Work required
Copy all the data exactly, except the pictures.

Data rows
────────────────────────────────────────
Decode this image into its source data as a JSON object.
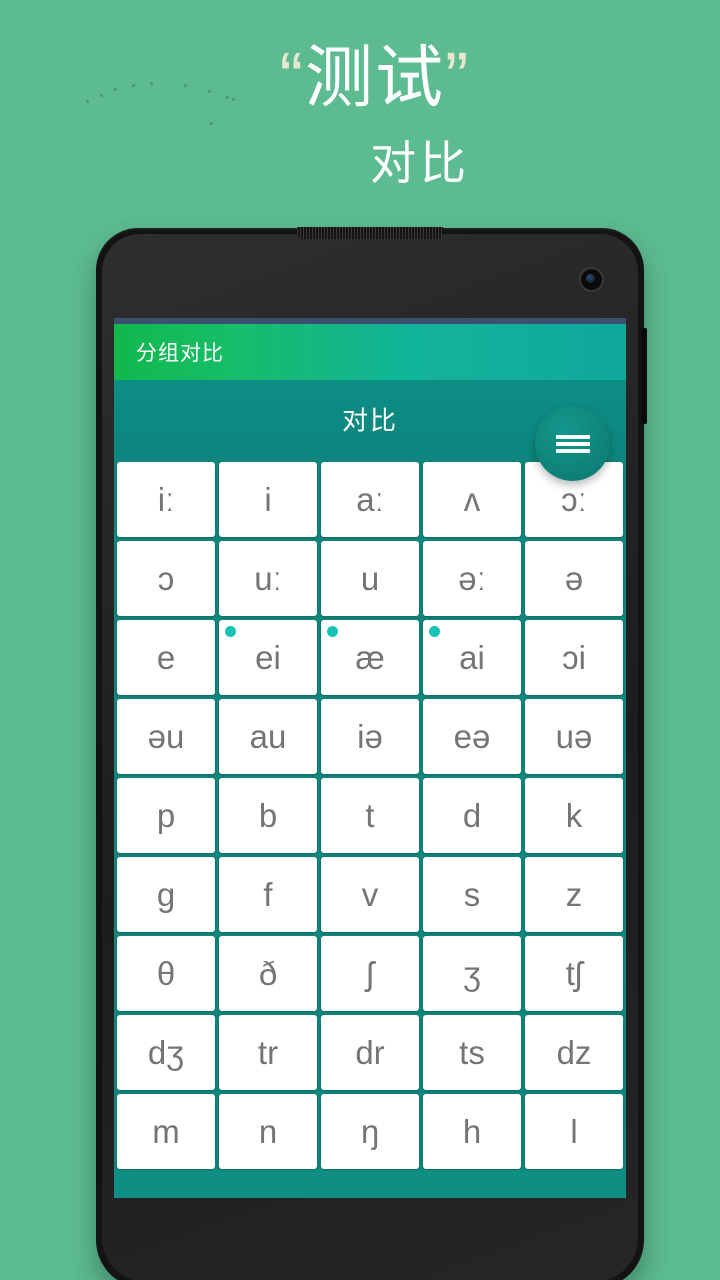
{
  "promo": {
    "quote_open": "“",
    "headline": "测试",
    "quote_close": "”",
    "subline": "对比"
  },
  "colors": {
    "page_background": "#5CBB91",
    "grid_background": "#12857C",
    "appbar_start": "#12B74C",
    "appbar_end": "#0FA89C",
    "subbar": "#0D8E85",
    "fab": "#0C7E76",
    "badge_dot": "#16C3B4",
    "cell_text": "#757575",
    "statusbar": "#3B5070",
    "quote_mark": "#E6E7CE"
  },
  "app": {
    "statusbar": {},
    "appbar": {
      "title": "分组对比",
      "menu_icon": "hamburger-menu-icon"
    },
    "subbar": {
      "title": "对比"
    },
    "grid": {
      "columns": 5,
      "rows": [
        [
          {
            "symbol": "iː",
            "badge": false
          },
          {
            "symbol": "i",
            "badge": false
          },
          {
            "symbol": "aː",
            "badge": false
          },
          {
            "symbol": "ʌ",
            "badge": false
          },
          {
            "symbol": "ɔː",
            "badge": false
          }
        ],
        [
          {
            "symbol": "ɔ",
            "badge": false
          },
          {
            "symbol": "uː",
            "badge": false
          },
          {
            "symbol": "u",
            "badge": false
          },
          {
            "symbol": "əː",
            "badge": false
          },
          {
            "symbol": "ə",
            "badge": false
          }
        ],
        [
          {
            "symbol": "e",
            "badge": false
          },
          {
            "symbol": "ei",
            "badge": true
          },
          {
            "symbol": "æ",
            "badge": true
          },
          {
            "symbol": "ai",
            "badge": true
          },
          {
            "symbol": "ɔi",
            "badge": false
          }
        ],
        [
          {
            "symbol": "əu",
            "badge": false
          },
          {
            "symbol": "au",
            "badge": false
          },
          {
            "symbol": "iə",
            "badge": false
          },
          {
            "symbol": "eə",
            "badge": false
          },
          {
            "symbol": "uə",
            "badge": false
          }
        ],
        [
          {
            "symbol": "p",
            "badge": false
          },
          {
            "symbol": "b",
            "badge": false
          },
          {
            "symbol": "t",
            "badge": false
          },
          {
            "symbol": "d",
            "badge": false
          },
          {
            "symbol": "k",
            "badge": false
          }
        ],
        [
          {
            "symbol": "g",
            "badge": false
          },
          {
            "symbol": "f",
            "badge": false
          },
          {
            "symbol": "v",
            "badge": false
          },
          {
            "symbol": "s",
            "badge": false
          },
          {
            "symbol": "z",
            "badge": false
          }
        ],
        [
          {
            "symbol": "θ",
            "badge": false
          },
          {
            "symbol": "ð",
            "badge": false
          },
          {
            "symbol": "ʃ",
            "badge": false
          },
          {
            "symbol": "ʒ",
            "badge": false
          },
          {
            "symbol": "tʃ",
            "badge": false
          }
        ],
        [
          {
            "symbol": "dʒ",
            "badge": false
          },
          {
            "symbol": "tr",
            "badge": false
          },
          {
            "symbol": "dr",
            "badge": false
          },
          {
            "symbol": "ts",
            "badge": false
          },
          {
            "symbol": "dz",
            "badge": false
          }
        ],
        [
          {
            "symbol": "m",
            "badge": false
          },
          {
            "symbol": "n",
            "badge": false
          },
          {
            "symbol": "ŋ",
            "badge": false
          },
          {
            "symbol": "h",
            "badge": false
          },
          {
            "symbol": "l",
            "badge": false
          }
        ]
      ]
    }
  }
}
────────────────────────────────────────
Answer
Decode this image into its source data as a JSON object.
{
  "promo": {
    "quote_open": "“",
    "headline": "测试",
    "quote_close": "”",
    "subline": "对比"
  },
  "colors": {
    "page_background": "#5CBB91",
    "grid_background": "#12857C",
    "appbar_start": "#12B74C",
    "appbar_end": "#0FA89C",
    "subbar": "#0D8E85",
    "fab": "#0C7E76",
    "badge_dot": "#16C3B4",
    "cell_text": "#757575",
    "statusbar": "#3B5070",
    "quote_mark": "#E6E7CE"
  },
  "app": {
    "statusbar": {},
    "appbar": {
      "title": "分组对比",
      "menu_icon": "hamburger-menu-icon"
    },
    "subbar": {
      "title": "对比"
    },
    "grid": {
      "columns": 5,
      "rows": [
        [
          {
            "symbol": "iː",
            "badge": false
          },
          {
            "symbol": "i",
            "badge": false
          },
          {
            "symbol": "aː",
            "badge": false
          },
          {
            "symbol": "ʌ",
            "badge": false
          },
          {
            "symbol": "ɔː",
            "badge": false
          }
        ],
        [
          {
            "symbol": "ɔ",
            "badge": false
          },
          {
            "symbol": "uː",
            "badge": false
          },
          {
            "symbol": "u",
            "badge": false
          },
          {
            "symbol": "əː",
            "badge": false
          },
          {
            "symbol": "ə",
            "badge": false
          }
        ],
        [
          {
            "symbol": "e",
            "badge": false
          },
          {
            "symbol": "ei",
            "badge": true
          },
          {
            "symbol": "æ",
            "badge": true
          },
          {
            "symbol": "ai",
            "badge": true
          },
          {
            "symbol": "ɔi",
            "badge": false
          }
        ],
        [
          {
            "symbol": "əu",
            "badge": false
          },
          {
            "symbol": "au",
            "badge": false
          },
          {
            "symbol": "iə",
            "badge": false
          },
          {
            "symbol": "eə",
            "badge": false
          },
          {
            "symbol": "uə",
            "badge": false
          }
        ],
        [
          {
            "symbol": "p",
            "badge": false
          },
          {
            "symbol": "b",
            "badge": false
          },
          {
            "symbol": "t",
            "badge": false
          },
          {
            "symbol": "d",
            "badge": false
          },
          {
            "symbol": "k",
            "badge": false
          }
        ],
        [
          {
            "symbol": "g",
            "badge": false
          },
          {
            "symbol": "f",
            "badge": false
          },
          {
            "symbol": "v",
            "badge": false
          },
          {
            "symbol": "s",
            "badge": false
          },
          {
            "symbol": "z",
            "badge": false
          }
        ],
        [
          {
            "symbol": "θ",
            "badge": false
          },
          {
            "symbol": "ð",
            "badge": false
          },
          {
            "symbol": "ʃ",
            "badge": false
          },
          {
            "symbol": "ʒ",
            "badge": false
          },
          {
            "symbol": "tʃ",
            "badge": false
          }
        ],
        [
          {
            "symbol": "dʒ",
            "badge": false
          },
          {
            "symbol": "tr",
            "badge": false
          },
          {
            "symbol": "dr",
            "badge": false
          },
          {
            "symbol": "ts",
            "badge": false
          },
          {
            "symbol": "dz",
            "badge": false
          }
        ],
        [
          {
            "symbol": "m",
            "badge": false
          },
          {
            "symbol": "n",
            "badge": false
          },
          {
            "symbol": "ŋ",
            "badge": false
          },
          {
            "symbol": "h",
            "badge": false
          },
          {
            "symbol": "l",
            "badge": false
          }
        ]
      ]
    }
  }
}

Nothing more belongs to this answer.